>> Start Information given

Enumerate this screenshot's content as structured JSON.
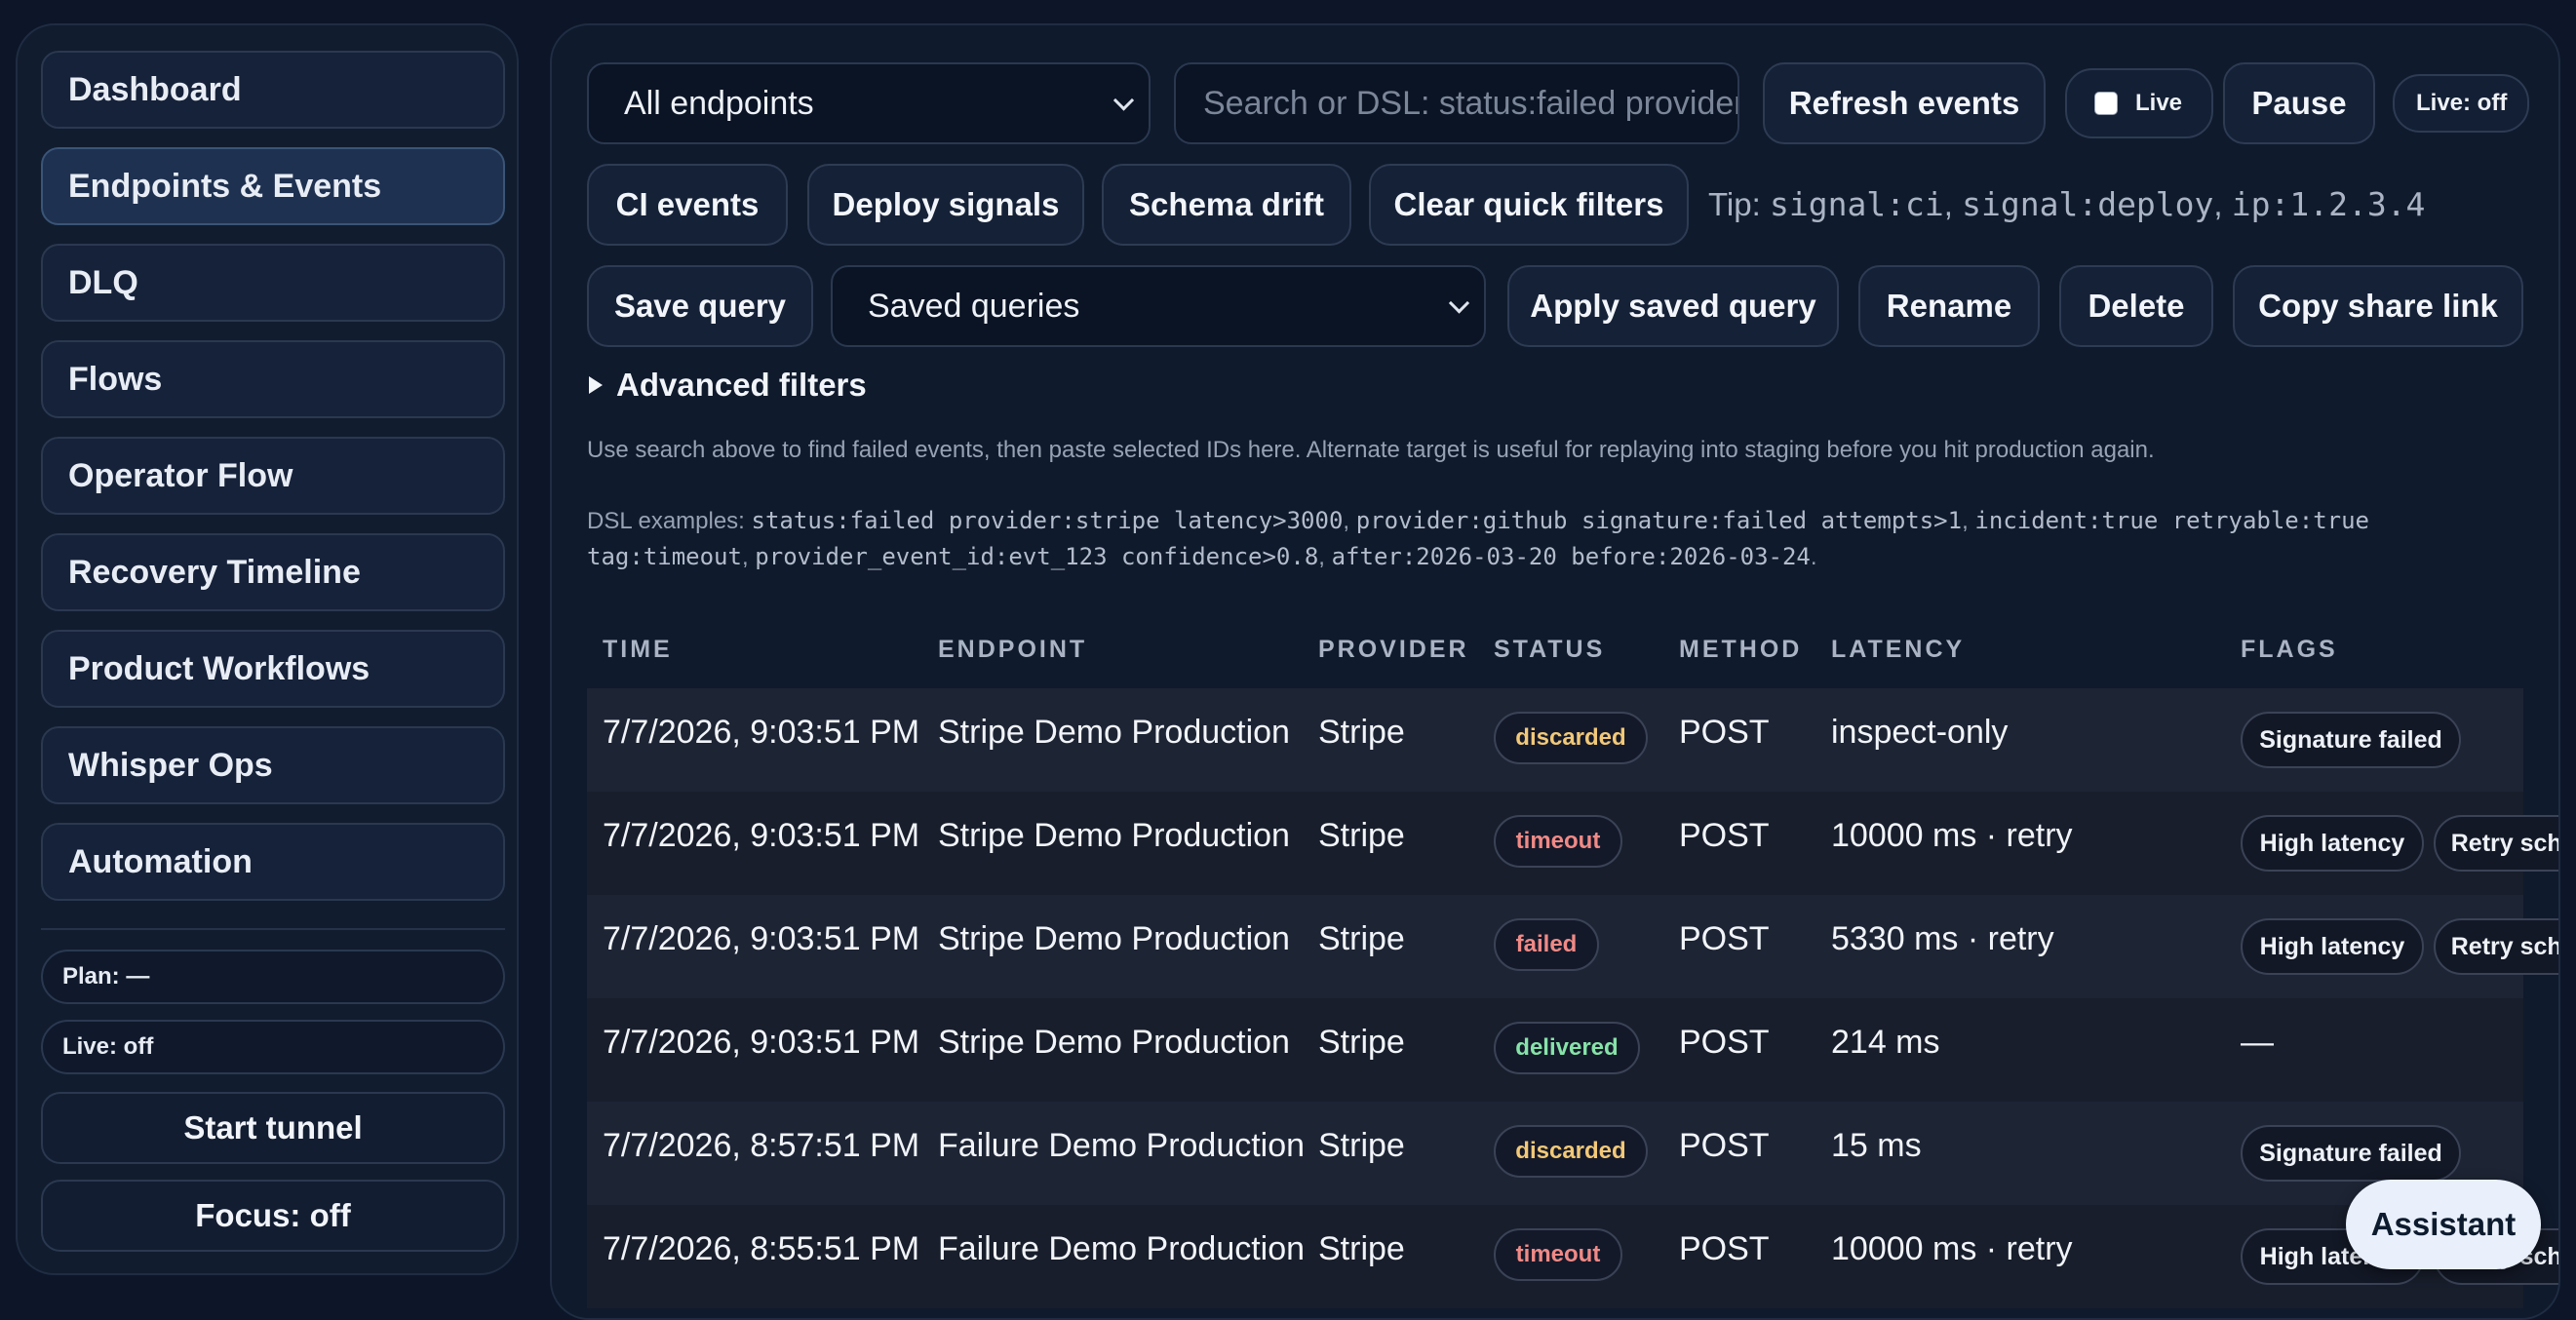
{
  "sidebar": {
    "items": [
      {
        "label": "Dashboard"
      },
      {
        "label": "Endpoints & Events",
        "active": true
      },
      {
        "label": "DLQ"
      },
      {
        "label": "Flows"
      },
      {
        "label": "Operator Flow"
      },
      {
        "label": "Recovery Timeline"
      },
      {
        "label": "Product Workflows"
      },
      {
        "label": "Whisper Ops"
      },
      {
        "label": "Automation"
      }
    ],
    "plan_label": "Plan: —",
    "live_label": "Live: off",
    "start_tunnel_label": "Start tunnel",
    "focus_label": "Focus: off"
  },
  "toolbar": {
    "endpoint_select_value": "All endpoints",
    "search_placeholder": "Search or DSL: status:failed provider",
    "refresh_label": "Refresh events",
    "live_checkbox_label": "Live",
    "live_checked": false,
    "pause_label": "Pause",
    "live_status": "Live: off"
  },
  "quick_filters": {
    "ci_label": "CI events",
    "deploy_label": "Deploy signals",
    "schema_label": "Schema drift",
    "clear_label": "Clear quick filters",
    "tip_prefix": "Tip:",
    "tip_code_1": "signal:ci",
    "tip_code_2": "signal:deploy",
    "tip_code_3": "ip:1.2.3.4",
    "tip_sep": ","
  },
  "saved": {
    "save_label": "Save query",
    "select_value": "Saved queries",
    "apply_label": "Apply saved query",
    "rename_label": "Rename",
    "delete_label": "Delete",
    "share_label": "Copy share link"
  },
  "advanced": {
    "label": "Advanced filters"
  },
  "note": "Use search above to find failed events, then paste selected IDs here. Alternate target is useful for replaying into staging before you hit production again.",
  "dsl": {
    "prefix": "DSL examples:",
    "ex1": "status:failed provider:stripe latency>3000",
    "ex2": "provider:github signature:failed attempts>1",
    "ex3": "incident:true retryable:true",
    "ex4": "tag:timeout",
    "ex5": "provider_event_id:evt_123 confidence>0.8",
    "ex6": "after:2026-03-20 before:2026-03-24",
    "sep": ",",
    "end": "."
  },
  "table": {
    "headers": {
      "time": "TIME",
      "endpoint": "ENDPOINT",
      "provider": "PROVIDER",
      "status": "STATUS",
      "method": "METHOD",
      "latency": "LATENCY",
      "flags": "FLAGS"
    },
    "rows": [
      {
        "time": "7/7/2026, 9:03:51 PM",
        "endpoint": "Stripe Demo Production",
        "provider": "Stripe",
        "status": "discarded",
        "method": "POST",
        "latency": "inspect-only",
        "flag1": "Signature failed",
        "flag2": ""
      },
      {
        "time": "7/7/2026, 9:03:51 PM",
        "endpoint": "Stripe Demo Production",
        "provider": "Stripe",
        "status": "timeout",
        "method": "POST",
        "latency": "10000 ms · retry",
        "flag1": "High latency",
        "flag2": "Retry scheduled"
      },
      {
        "time": "7/7/2026, 9:03:51 PM",
        "endpoint": "Stripe Demo Production",
        "provider": "Stripe",
        "status": "failed",
        "method": "POST",
        "latency": "5330 ms · retry",
        "flag1": "High latency",
        "flag2": "Retry scheduled"
      },
      {
        "time": "7/7/2026, 9:03:51 PM",
        "endpoint": "Stripe Demo Production",
        "provider": "Stripe",
        "status": "delivered",
        "method": "POST",
        "latency": "214 ms",
        "flag_none": "—"
      },
      {
        "time": "7/7/2026, 8:57:51 PM",
        "endpoint": "Failure Demo Production",
        "provider": "Stripe",
        "status": "discarded",
        "method": "POST",
        "latency": "15 ms",
        "flag1": "Signature failed",
        "flag2": ""
      },
      {
        "time": "7/7/2026, 8:55:51 PM",
        "endpoint": "Failure Demo Production",
        "provider": "Stripe",
        "status": "timeout",
        "method": "POST",
        "latency": "10000 ms · retry",
        "flag1": "High latency",
        "flag2": "Retry scheduled"
      }
    ]
  },
  "status_colors": {
    "discarded": "#f2c978",
    "timeout": "#f08a86",
    "failed": "#f08a86",
    "delivered": "#86e3a8"
  },
  "assistant_label": "Assistant"
}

>> End Information given

- [Exercise] Each entry above should be reproduced exactly, with the pictures removed.

- [Answer to this exercise]
Enumerate this screenshot's content as structured JSON.
{
  "sidebar": {
    "items": [
      {
        "label": "Dashboard"
      },
      {
        "label": "Endpoints & Events",
        "active": true
      },
      {
        "label": "DLQ"
      },
      {
        "label": "Flows"
      },
      {
        "label": "Operator Flow"
      },
      {
        "label": "Recovery Timeline"
      },
      {
        "label": "Product Workflows"
      },
      {
        "label": "Whisper Ops"
      },
      {
        "label": "Automation"
      }
    ],
    "plan_label": "Plan: —",
    "live_label": "Live: off",
    "start_tunnel_label": "Start tunnel",
    "focus_label": "Focus: off"
  },
  "toolbar": {
    "endpoint_select_value": "All endpoints",
    "search_placeholder": "Search or DSL: status:failed provider",
    "refresh_label": "Refresh events",
    "live_checkbox_label": "Live",
    "live_checked": false,
    "pause_label": "Pause",
    "live_status": "Live: off"
  },
  "quick_filters": {
    "ci_label": "CI events",
    "deploy_label": "Deploy signals",
    "schema_label": "Schema drift",
    "clear_label": "Clear quick filters",
    "tip_prefix": "Tip:",
    "tip_code_1": "signal:ci",
    "tip_code_2": "signal:deploy",
    "tip_code_3": "ip:1.2.3.4",
    "tip_sep": ","
  },
  "saved": {
    "save_label": "Save query",
    "select_value": "Saved queries",
    "apply_label": "Apply saved query",
    "rename_label": "Rename",
    "delete_label": "Delete",
    "share_label": "Copy share link"
  },
  "advanced": {
    "label": "Advanced filters"
  },
  "note": "Use search above to find failed events, then paste selected IDs here. Alternate target is useful for replaying into staging before you hit production again.",
  "dsl": {
    "prefix": "DSL examples:",
    "ex1": "status:failed provider:stripe latency>3000",
    "ex2": "provider:github signature:failed attempts>1",
    "ex3": "incident:true retryable:true",
    "ex4": "tag:timeout",
    "ex5": "provider_event_id:evt_123 confidence>0.8",
    "ex6": "after:2026-03-20 before:2026-03-24",
    "sep": ",",
    "end": "."
  },
  "table": {
    "headers": {
      "time": "TIME",
      "endpoint": "ENDPOINT",
      "provider": "PROVIDER",
      "status": "STATUS",
      "method": "METHOD",
      "latency": "LATENCY",
      "flags": "FLAGS"
    },
    "rows": [
      {
        "time": "7/7/2026, 9:03:51 PM",
        "endpoint": "Stripe Demo Production",
        "provider": "Stripe",
        "status": "discarded",
        "method": "POST",
        "latency": "inspect-only",
        "flag1": "Signature failed",
        "flag2": ""
      },
      {
        "time": "7/7/2026, 9:03:51 PM",
        "endpoint": "Stripe Demo Production",
        "provider": "Stripe",
        "status": "timeout",
        "method": "POST",
        "latency": "10000 ms · retry",
        "flag1": "High latency",
        "flag2": "Retry scheduled"
      },
      {
        "time": "7/7/2026, 9:03:51 PM",
        "endpoint": "Stripe Demo Production",
        "provider": "Stripe",
        "status": "failed",
        "method": "POST",
        "latency": "5330 ms · retry",
        "flag1": "High latency",
        "flag2": "Retry scheduled"
      },
      {
        "time": "7/7/2026, 9:03:51 PM",
        "endpoint": "Stripe Demo Production",
        "provider": "Stripe",
        "status": "delivered",
        "method": "POST",
        "latency": "214 ms",
        "flag_none": "—"
      },
      {
        "time": "7/7/2026, 8:57:51 PM",
        "endpoint": "Failure Demo Production",
        "provider": "Stripe",
        "status": "discarded",
        "method": "POST",
        "latency": "15 ms",
        "flag1": "Signature failed",
        "flag2": ""
      },
      {
        "time": "7/7/2026, 8:55:51 PM",
        "endpoint": "Failure Demo Production",
        "provider": "Stripe",
        "status": "timeout",
        "method": "POST",
        "latency": "10000 ms · retry",
        "flag1": "High latency",
        "flag2": "Retry scheduled"
      }
    ]
  },
  "status_colors": {
    "discarded": "#f2c978",
    "timeout": "#f08a86",
    "failed": "#f08a86",
    "delivered": "#86e3a8"
  },
  "assistant_label": "Assistant"
}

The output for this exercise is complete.